** begin **

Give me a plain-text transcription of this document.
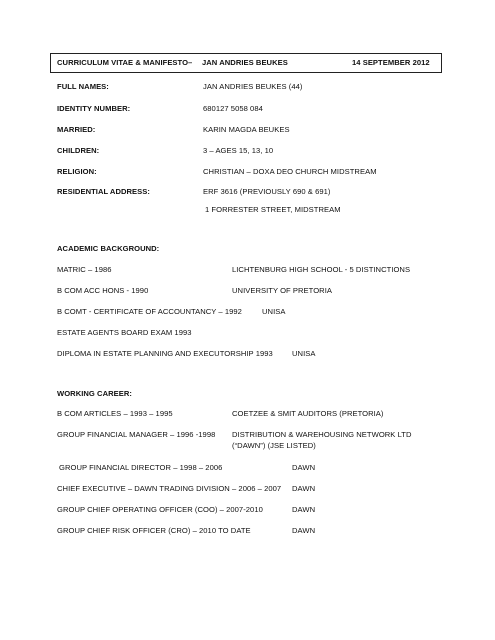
CURRICULUM VITAE & MANIFESTO – JAN ANDRIES BEUKES	14 SEPTEMBER 2012
FULL NAMES:	JAN ANDRIES BEUKES (44)
IDENTITY NUMBER:	680127 5058 084
MARRIED:	KARIN MAGDA BEUKES
CHILDREN:	3 – AGES 15, 13, 10
RELIGION:	CHRISTIAN – DOXA DEO CHURCH MIDSTREAM
RESIDENTIAL ADDRESS:	ERF 3616 (PREVIOUSLY 690 & 691)
1 FORRESTER STREET, MIDSTREAM
ACADEMIC BACKGROUND:
MATRIC – 1986	LICHTENBURG HIGH SCHOOL - 5 DISTINCTIONS
B COM ACC HONS - 1990	UNIVERSITY OF PRETORIA
B COMT - CERTIFICATE OF ACCOUNTANCY – 1992	UNISA
ESTATE AGENTS BOARD EXAM 1993
DIPLOMA IN ESTATE PLANNING AND EXECUTORSHIP 1993	UNISA
WORKING CAREER:
B COM ARTICLES – 1993 – 1995	COETZEE & SMIT AUDITORS (PRETORIA)
GROUP FINANCIAL MANAGER – 1996 -1998 DISTRIBUTION & WAREHOUSING NETWORK LTD
(“DAWN”) (JSE LISTED)
GROUP FINANCIAL DIRECTOR – 1998 – 2006	DAWN
CHIEF EXECUTIVE – DAWN TRADING DIVISION – 2006 – 2007 DAWN
GROUP CHIEF OPERATING OFFICER (COO) – 2007-2010	DAWN
GROUP CHIEF RISK OFFICER (CRO) – 2010 TO DATE	DAWN
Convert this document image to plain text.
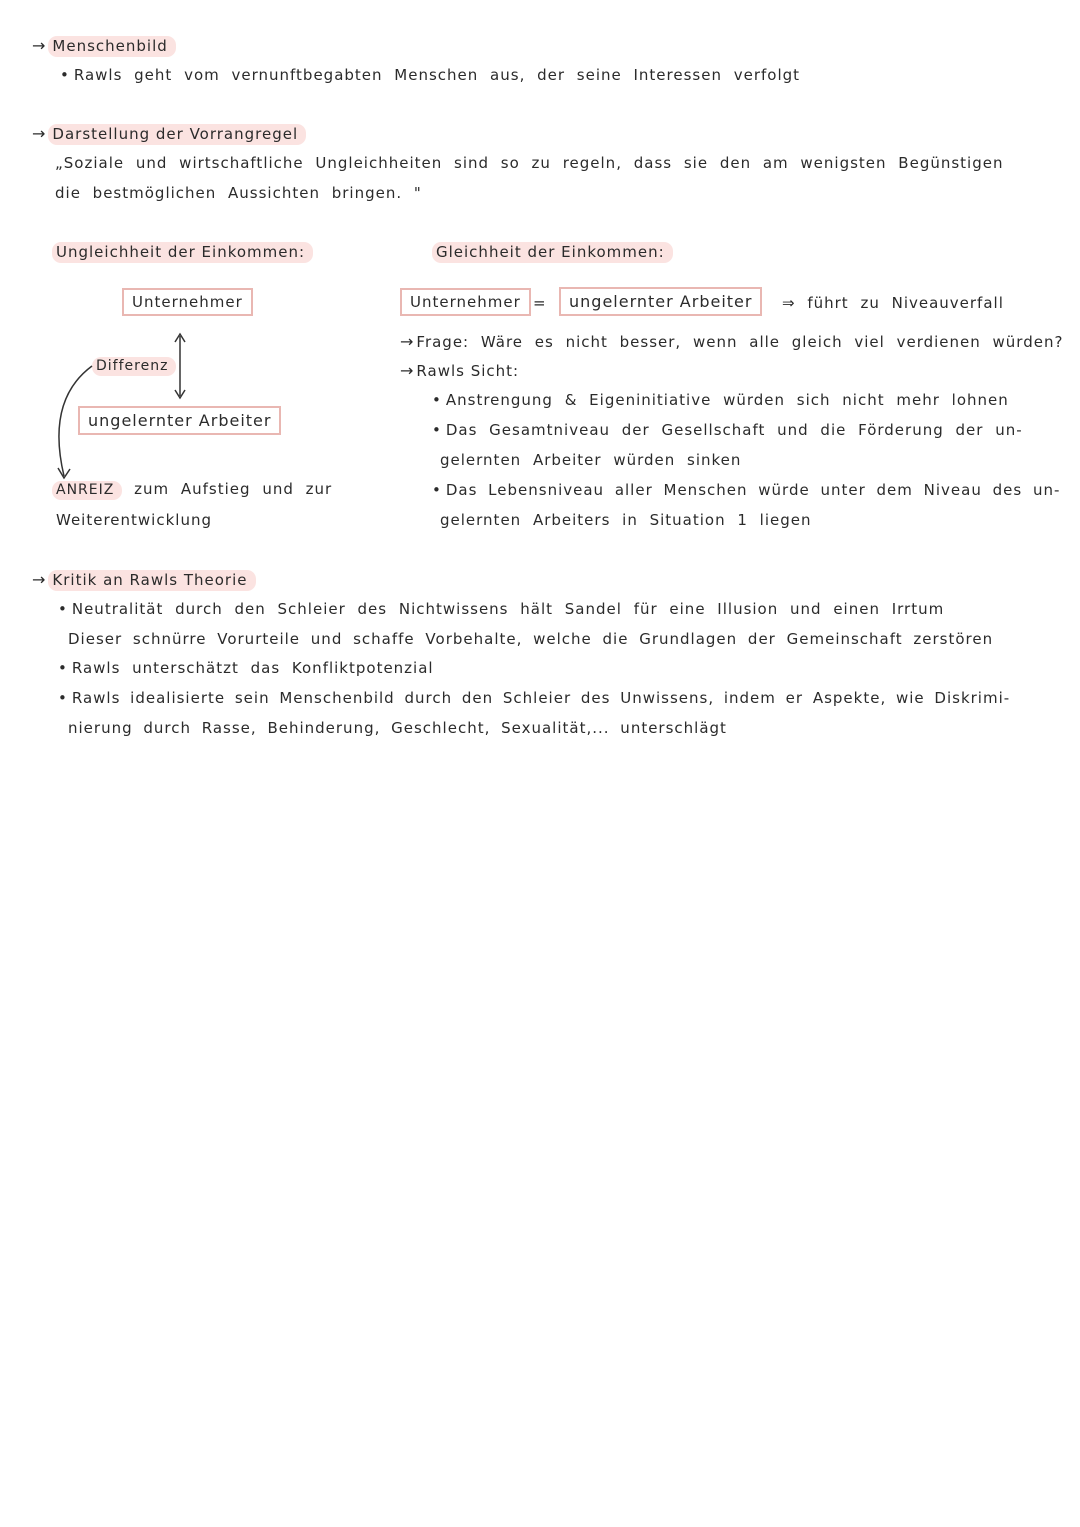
→ Menschenbild
• Rawls geht vom vernunftbegabten Menschen aus, der seine Interessen verfolgt
→ Darstellung der Vorrangregel
„Soziale und wirtschaftliche Ungleichheiten sind so zu regeln, dass sie den am wenigsten Begünstigen
die bestmöglichen Aussichten bringen. "
Ungleichheit der Einkommen:
Unternehmer
Differenz
ungelernter Arbeiter
ANREIZ zum Aufstieg und zur
Weiterentwicklung
Gleichheit der Einkommen:
Unternehmer =	ungelernter Arbeiter	⇒ führt zu Niveauverfall
→ Frage: Wäre es nicht besser, wenn alle gleich viel verdienen würden?
→ Rawls Sicht:
• Anstrengung & Eigeninitiative würden sich nicht mehr lohnen
• Das Gesamtniveau der Gesellschaft und die Förderung der un-
gelernten Arbeiter würden sinken
• Das Lebensniveau aller Menschen würde unter dem Niveau des un-
gelernten Arbeiters in Situation 1 liegen
→ Kritik an Rawls Theorie
• Neutralität durch den Schleier des Nichtwissens hält Sandel für eine Illusion und einen Irrtum
Dieser schnürre Vorurteile und schaffe Vorbehalte, welche die Grundlagen der Gemeinschaft zerstören
• Rawls unterschätzt das Konfliktpotenzial
• Rawls idealisierte sein Menschenbild durch den Schleier des Unwissens, indem er Aspekte, wie Diskrimi-
nierung durch Rasse, Behinderung, Geschlecht, Sexualität,... unterschlägt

** end **

> Stated exercise
Output every entry exactly as given; pictures are not part of the copy.

> Task solution
Give me a plain-text transcription of this document.
CURRICULUM VITAE & MANIFESTO – JAN ANDRIES BEUKES	14 SEPTEMBER 2012
FULL NAMES:	JAN ANDRIES BEUKES (44)
IDENTITY NUMBER:	680127 5058 084
MARRIED:	KARIN MAGDA BEUKES
CHILDREN:	3 – AGES 15, 13, 10
RELIGION:	CHRISTIAN – DOXA DEO CHURCH MIDSTREAM
RESIDENTIAL ADDRESS:	ERF 3616 (PREVIOUSLY 690 & 691)
1 FORRESTER STREET, MIDSTREAM
ACADEMIC BACKGROUND:
MATRIC – 1986	LICHTENBURG HIGH SCHOOL - 5 DISTINCTIONS
B COM ACC HONS - 1990	UNIVERSITY OF PRETORIA
B COMT - CERTIFICATE OF ACCOUNTANCY – 1992	UNISA
ESTATE AGENTS BOARD EXAM 1993
DIPLOMA IN ESTATE PLANNING AND EXECUTORSHIP 1993	UNISA
WORKING CAREER:
B COM ARTICLES – 1993 – 1995	COETZEE & SMIT AUDITORS (PRETORIA)
GROUP FINANCIAL MANAGER – 1996 -1998 DISTRIBUTION & WAREHOUSING NETWORK LTD
(“DAWN”) (JSE LISTED)
GROUP FINANCIAL DIRECTOR – 1998 – 2006	DAWN
CHIEF EXECUTIVE – DAWN TRADING DIVISION – 2006 – 2007 DAWN
GROUP CHIEF OPERATING OFFICER (COO) – 2007-2010	DAWN
GROUP CHIEF RISK OFFICER (CRO) – 2010 TO DATE	DAWN
Convert this document image to plain text.
→ Menschenbild
• Rawls geht vom vernunftbegabten Menschen aus, der seine Interessen verfolgt
→ Darstellung der Vorrangregel
„Soziale und wirtschaftliche Ungleichheiten sind so zu regeln, dass sie den am wenigsten Begünstigen
die bestmöglichen Aussichten bringen. "
Ungleichheit der Einkommen:
Unternehmer
Differenz
ungelernter Arbeiter
ANREIZ zum Aufstieg und zur
Weiterentwicklung
Gleichheit der Einkommen:
Unternehmer =	ungelernter Arbeiter	⇒ führt zu Niveauverfall
→ Frage: Wäre es nicht besser, wenn alle gleich viel verdienen würden?
→ Rawls Sicht:
• Anstrengung & Eigeninitiative würden sich nicht mehr lohnen
• Das Gesamtniveau der Gesellschaft und die Förderung der un-
gelernten Arbeiter würden sinken
• Das Lebensniveau aller Menschen würde unter dem Niveau des un-
gelernten Arbeiters in Situation 1 liegen
→ Kritik an Rawls Theorie
• Neutralität durch den Schleier des Nichtwissens hält Sandel für eine Illusion und einen Irrtum
Dieser schnürre Vorurteile und schaffe Vorbehalte, welche die Grundlagen der Gemeinschaft zerstören
• Rawls unterschätzt das Konfliktpotenzial
• Rawls idealisierte sein Menschenbild durch den Schleier des Unwissens, indem er Aspekte, wie Diskrimi-
nierung durch Rasse, Behinderung, Geschlecht, Sexualität,... unterschlägt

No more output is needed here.